# Stored entries
————
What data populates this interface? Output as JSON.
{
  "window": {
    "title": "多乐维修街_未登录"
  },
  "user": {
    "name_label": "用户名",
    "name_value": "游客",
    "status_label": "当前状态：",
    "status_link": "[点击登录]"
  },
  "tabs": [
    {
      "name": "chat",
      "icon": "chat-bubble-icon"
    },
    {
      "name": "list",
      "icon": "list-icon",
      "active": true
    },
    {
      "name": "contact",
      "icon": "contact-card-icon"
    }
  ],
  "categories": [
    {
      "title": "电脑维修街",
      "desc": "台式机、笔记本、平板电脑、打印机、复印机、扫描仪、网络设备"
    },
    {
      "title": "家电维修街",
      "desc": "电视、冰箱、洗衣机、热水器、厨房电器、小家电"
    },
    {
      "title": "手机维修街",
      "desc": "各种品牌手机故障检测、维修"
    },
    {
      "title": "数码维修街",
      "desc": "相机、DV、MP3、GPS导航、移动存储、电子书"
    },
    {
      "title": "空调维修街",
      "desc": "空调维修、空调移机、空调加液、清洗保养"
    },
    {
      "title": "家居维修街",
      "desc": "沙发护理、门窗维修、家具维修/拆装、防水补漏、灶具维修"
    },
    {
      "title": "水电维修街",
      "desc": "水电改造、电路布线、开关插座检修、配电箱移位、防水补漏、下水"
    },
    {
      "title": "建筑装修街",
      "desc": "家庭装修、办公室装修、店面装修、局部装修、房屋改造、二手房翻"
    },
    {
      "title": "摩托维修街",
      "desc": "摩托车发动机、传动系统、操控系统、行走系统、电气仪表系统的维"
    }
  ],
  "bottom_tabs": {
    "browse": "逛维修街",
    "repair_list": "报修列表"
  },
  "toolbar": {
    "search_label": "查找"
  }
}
————
# Work to be completed
Retype the data in full and match it exactly.

# Answer to this exercise
What data populates this interface? Output as JSON.
{
  "window": {
    "title": "多乐维修街_未登录"
  },
  "user": {
    "name_label": "用户名",
    "name_value": "游客",
    "status_label": "当前状态：",
    "status_link": "[点击登录]"
  },
  "tabs": [
    {
      "name": "chat",
      "icon": "chat-bubble-icon"
    },
    {
      "name": "list",
      "icon": "list-icon",
      "active": true
    },
    {
      "name": "contact",
      "icon": "contact-card-icon"
    }
  ],
  "categories": [
    {
      "title": "电脑维修街",
      "desc": "台式机、笔记本、平板电脑、打印机、复印机、扫描仪、网络设备"
    },
    {
      "title": "家电维修街",
      "desc": "电视、冰箱、洗衣机、热水器、厨房电器、小家电"
    },
    {
      "title": "手机维修街",
      "desc": "各种品牌手机故障检测、维修"
    },
    {
      "title": "数码维修街",
      "desc": "相机、DV、MP3、GPS导航、移动存储、电子书"
    },
    {
      "title": "空调维修街",
      "desc": "空调维修、空调移机、空调加液、清洗保养"
    },
    {
      "title": "家居维修街",
      "desc": "沙发护理、门窗维修、家具维修/拆装、防水补漏、灶具维修"
    },
    {
      "title": "水电维修街",
      "desc": "水电改造、电路布线、开关插座检修、配电箱移位、防水补漏、下水"
    },
    {
      "title": "建筑装修街",
      "desc": "家庭装修、办公室装修、店面装修、局部装修、房屋改造、二手房翻"
    },
    {
      "title": "摩托维修街",
      "desc": "摩托车发动机、传动系统、操控系统、行走系统、电气仪表系统的维"
    }
  ],
  "bottom_tabs": {
    "browse": "逛维修街",
    "repair_list": "报修列表"
  },
  "toolbar": {
    "search_label": "查找"
  }
}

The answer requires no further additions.